== Exercise ==
Word for word, transcribe the lines below and drop the pictures.

== The records ==

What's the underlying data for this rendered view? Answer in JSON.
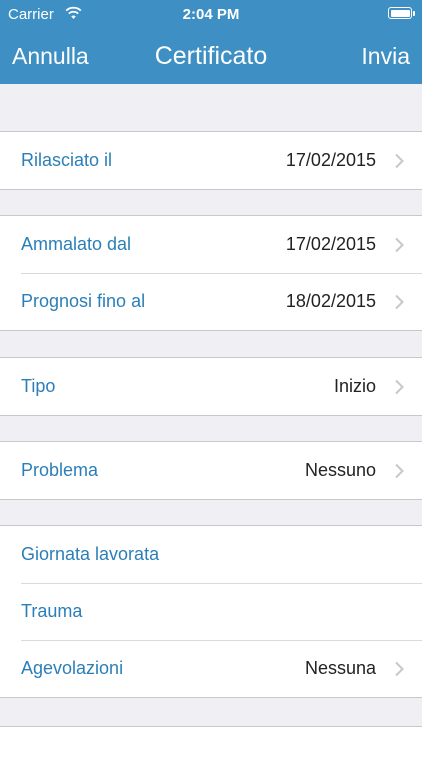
{
  "status_bar": {
    "carrier": "Carrier",
    "time": "2:04 PM"
  },
  "nav": {
    "left": "Annulla",
    "title": "Certificato",
    "right": "Invia"
  },
  "sections": [
    {
      "rows": [
        {
          "label": "Rilasciato il",
          "value": "17/02/2015",
          "chevron": true
        }
      ]
    },
    {
      "rows": [
        {
          "label": "Ammalato dal",
          "value": "17/02/2015",
          "chevron": true
        },
        {
          "label": "Prognosi fino al",
          "value": "18/02/2015",
          "chevron": true
        }
      ]
    },
    {
      "rows": [
        {
          "label": "Tipo",
          "value": "Inizio",
          "chevron": true
        }
      ]
    },
    {
      "rows": [
        {
          "label": "Problema",
          "value": "Nessuno",
          "chevron": true
        }
      ]
    },
    {
      "rows": [
        {
          "label": "Giornata lavorata",
          "value": "",
          "chevron": false
        },
        {
          "label": "Trauma",
          "value": "",
          "chevron": false
        },
        {
          "label": "Agevolazioni",
          "value": "Nessuna",
          "chevron": true
        }
      ]
    }
  ],
  "colors": {
    "nav_bar": "#3d8fc4",
    "label": "#2b7fb8",
    "background": "#efeff4"
  },
  "icons": {
    "wifi": "wifi-icon",
    "battery": "battery-icon",
    "chevron": "chevron-right-icon"
  }
}
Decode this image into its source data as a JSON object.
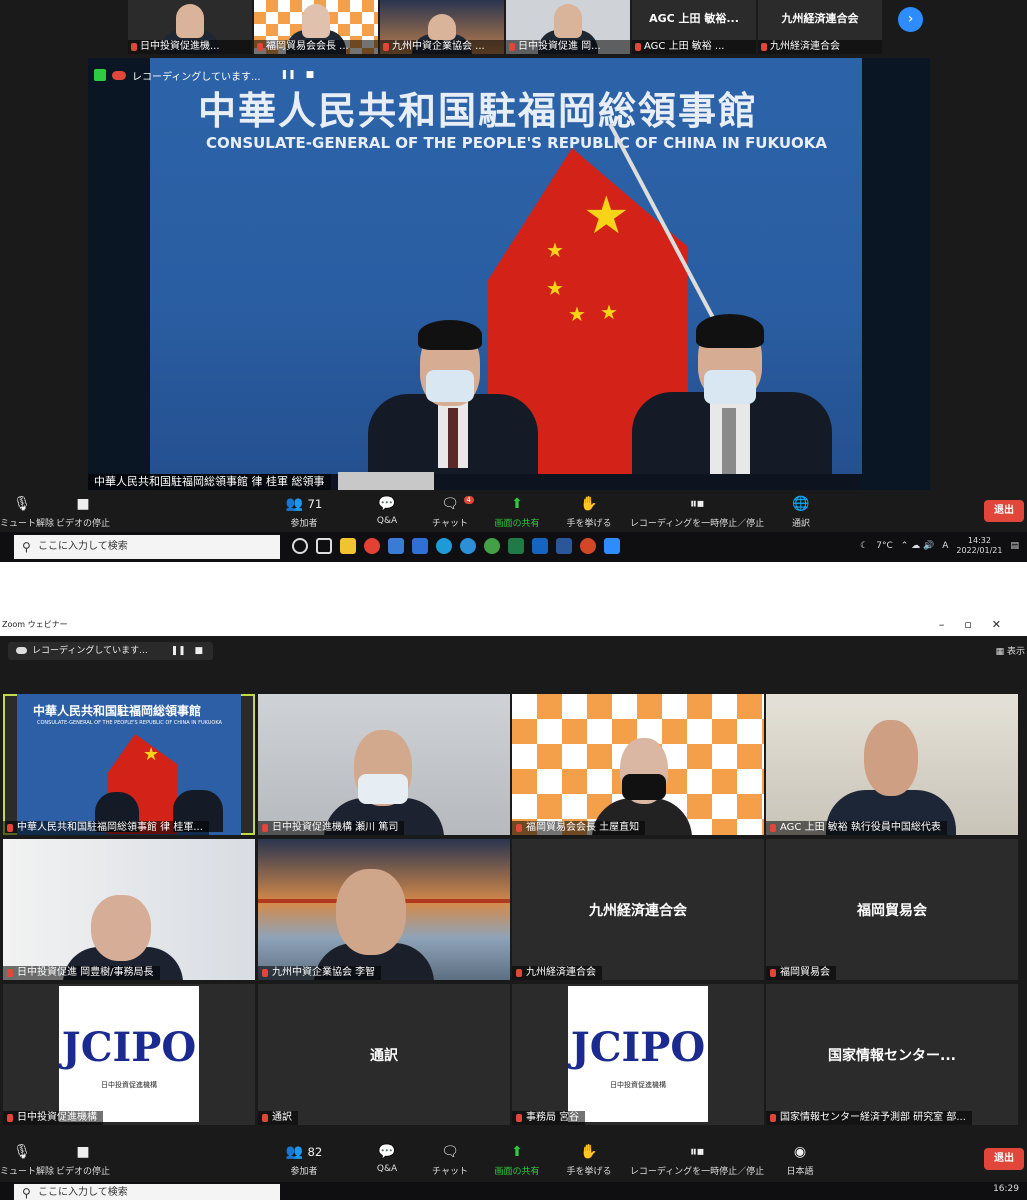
{
  "top": {
    "thumbnails": [
      {
        "label": "日中投資促進機...",
        "type": "person"
      },
      {
        "label": "福岡貿易会会長 ...",
        "type": "checker"
      },
      {
        "label": "九州中資企業協会 ...",
        "type": "bay"
      },
      {
        "label": "日中投資促進 岡...",
        "type": "person"
      },
      {
        "label": "AGC 上田 敏裕 ...",
        "title": "AGC 上田 敏裕...",
        "type": "text"
      },
      {
        "label": "九州経済連合会",
        "title": "九州経済連合会",
        "type": "text"
      }
    ],
    "recording_text": "レコーディングしています...",
    "banner_zh": "中華人民共和国駐福岡総領事館",
    "banner_en": "CONSULATE-GENERAL OF THE PEOPLE'S REPUBLIC OF CHINA IN FUKUOKA",
    "speaker_name": "中華人民共和国駐福岡総領事館 律 桂軍 総領事",
    "toolbar": {
      "unmute": "ミュート解除",
      "stop_video": "ビデオの停止",
      "participants": "参加者",
      "participants_count": "71",
      "qa": "Q&A",
      "chat": "チャット",
      "chat_badge": "4",
      "share": "画面の共有",
      "raise_hand": "手を挙げる",
      "pause_recording": "レコーディングを一時停止／停止",
      "interpretation": "通訳",
      "leave": "退出"
    },
    "taskbar": {
      "search_placeholder": "ここに入力して検索",
      "weather": "7°C",
      "ime": "A",
      "time": "14:32",
      "date": "2022/01/21"
    }
  },
  "bottom": {
    "window_title": "Zoom ウェビナー",
    "recording_text": "レコーディングしています...",
    "view_label": "表示",
    "tiles": [
      {
        "name": "中華人民共和国駐福岡総領事館 律 桂軍...",
        "type": "consulate",
        "active": true
      },
      {
        "name": "日中投資促進機構 瀬川 篤司",
        "type": "office"
      },
      {
        "name": "福岡貿易会会長 土屋直知",
        "type": "checker"
      },
      {
        "name": "AGC 上田 敏裕 執行役員中国総代表",
        "type": "office2"
      },
      {
        "name": "日中投資促進 岡豊樹/事務局長",
        "type": "office"
      },
      {
        "name": "九州中資企業協会 李智",
        "type": "bay"
      },
      {
        "name": "九州経済連合会",
        "center": "九州経済連合会",
        "type": "text"
      },
      {
        "name": "福岡貿易会",
        "center": "福岡貿易会",
        "type": "text"
      },
      {
        "name": "日中投資促進機構",
        "type": "jcipo",
        "logo": "JCIPO",
        "logo_sub": "日中投資促進機構"
      },
      {
        "name": "通訳",
        "center": "通訳",
        "type": "text"
      },
      {
        "name": "事務局 宮谷",
        "type": "jcipo",
        "logo": "JCIPO",
        "logo_sub": "日中投資促進機構"
      },
      {
        "name": "国家情報センター経済予測部 研究室 部...",
        "center": "国家情報センター...",
        "type": "text"
      }
    ],
    "toolbar": {
      "unmute": "ミュート解除",
      "stop_video": "ビデオの停止",
      "participants": "参加者",
      "participants_count": "82",
      "qa": "Q&A",
      "chat": "チャット",
      "share": "画面の共有",
      "raise_hand": "手を挙げる",
      "pause_recording": "レコーディングを一時停止／停止",
      "language": "日本語",
      "leave": "退出"
    },
    "taskbar": {
      "search_placeholder": "ここに入力して検索",
      "time": "16:29"
    }
  }
}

== Task solution ==
What's the underlying data for this rendered view? Answer in JSON.
{
  "status_bar": {
    "carrier": "Carrier",
    "time": "2:04 PM"
  },
  "nav": {
    "left": "Annulla",
    "title": "Certificato",
    "right": "Invia"
  },
  "sections": [
    {
      "rows": [
        {
          "label": "Rilasciato il",
          "value": "17/02/2015",
          "chevron": true
        }
      ]
    },
    {
      "rows": [
        {
          "label": "Ammalato dal",
          "value": "17/02/2015",
          "chevron": true
        },
        {
          "label": "Prognosi fino al",
          "value": "18/02/2015",
          "chevron": true
        }
      ]
    },
    {
      "rows": [
        {
          "label": "Tipo",
          "value": "Inizio",
          "chevron": true
        }
      ]
    },
    {
      "rows": [
        {
          "label": "Problema",
          "value": "Nessuno",
          "chevron": true
        }
      ]
    },
    {
      "rows": [
        {
          "label": "Giornata lavorata",
          "value": "",
          "chevron": false
        },
        {
          "label": "Trauma",
          "value": "",
          "chevron": false
        },
        {
          "label": "Agevolazioni",
          "value": "Nessuna",
          "chevron": true
        }
      ]
    }
  ],
  "colors": {
    "nav_bar": "#3d8fc4",
    "label": "#2b7fb8",
    "background": "#efeff4"
  },
  "icons": {
    "wifi": "wifi-icon",
    "battery": "battery-icon",
    "chevron": "chevron-right-icon"
  }
}
Decode this image into its source data as a JSON object.
{
  "top": {
    "thumbnails": [
      {
        "label": "日中投資促進機...",
        "type": "person"
      },
      {
        "label": "福岡貿易会会長 ...",
        "type": "checker"
      },
      {
        "label": "九州中資企業協会 ...",
        "type": "bay"
      },
      {
        "label": "日中投資促進 岡...",
        "type": "person"
      },
      {
        "label": "AGC 上田 敏裕 ...",
        "title": "AGC 上田 敏裕...",
        "type": "text"
      },
      {
        "label": "九州経済連合会",
        "title": "九州経済連合会",
        "type": "text"
      }
    ],
    "recording_text": "レコーディングしています...",
    "banner_zh": "中華人民共和国駐福岡総領事館",
    "banner_en": "CONSULATE-GENERAL OF THE PEOPLE'S REPUBLIC OF CHINA IN FUKUOKA",
    "speaker_name": "中華人民共和国駐福岡総領事館 律 桂軍 総領事",
    "toolbar": {
      "unmute": "ミュート解除",
      "stop_video": "ビデオの停止",
      "participants": "参加者",
      "participants_count": "71",
      "qa": "Q&A",
      "chat": "チャット",
      "chat_badge": "4",
      "share": "画面の共有",
      "raise_hand": "手を挙げる",
      "pause_recording": "レコーディングを一時停止／停止",
      "interpretation": "通訳",
      "leave": "退出"
    },
    "taskbar": {
      "search_placeholder": "ここに入力して検索",
      "weather": "7°C",
      "ime": "A",
      "time": "14:32",
      "date": "2022/01/21"
    }
  },
  "bottom": {
    "window_title": "Zoom ウェビナー",
    "recording_text": "レコーディングしています...",
    "view_label": "表示",
    "tiles": [
      {
        "name": "中華人民共和国駐福岡総領事館 律 桂軍...",
        "type": "consulate",
        "active": true
      },
      {
        "name": "日中投資促進機構 瀬川 篤司",
        "type": "office"
      },
      {
        "name": "福岡貿易会会長 土屋直知",
        "type": "checker"
      },
      {
        "name": "AGC 上田 敏裕 執行役員中国総代表",
        "type": "office2"
      },
      {
        "name": "日中投資促進 岡豊樹/事務局長",
        "type": "office"
      },
      {
        "name": "九州中資企業協会 李智",
        "type": "bay"
      },
      {
        "name": "九州経済連合会",
        "center": "九州経済連合会",
        "type": "text"
      },
      {
        "name": "福岡貿易会",
        "center": "福岡貿易会",
        "type": "text"
      },
      {
        "name": "日中投資促進機構",
        "type": "jcipo",
        "logo": "JCIPO",
        "logo_sub": "日中投資促進機構"
      },
      {
        "name": "通訳",
        "center": "通訳",
        "type": "text"
      },
      {
        "name": "事務局 宮谷",
        "type": "jcipo",
        "logo": "JCIPO",
        "logo_sub": "日中投資促進機構"
      },
      {
        "name": "国家情報センター経済予測部 研究室 部...",
        "center": "国家情報センター...",
        "type": "text"
      }
    ],
    "toolbar": {
      "unmute": "ミュート解除",
      "stop_video": "ビデオの停止",
      "participants": "参加者",
      "participants_count": "82",
      "qa": "Q&A",
      "chat": "チャット",
      "share": "画面の共有",
      "raise_hand": "手を挙げる",
      "pause_recording": "レコーディングを一時停止／停止",
      "language": "日本語",
      "leave": "退出"
    },
    "taskbar": {
      "search_placeholder": "ここに入力して検索",
      "time": "16:29"
    }
  }
}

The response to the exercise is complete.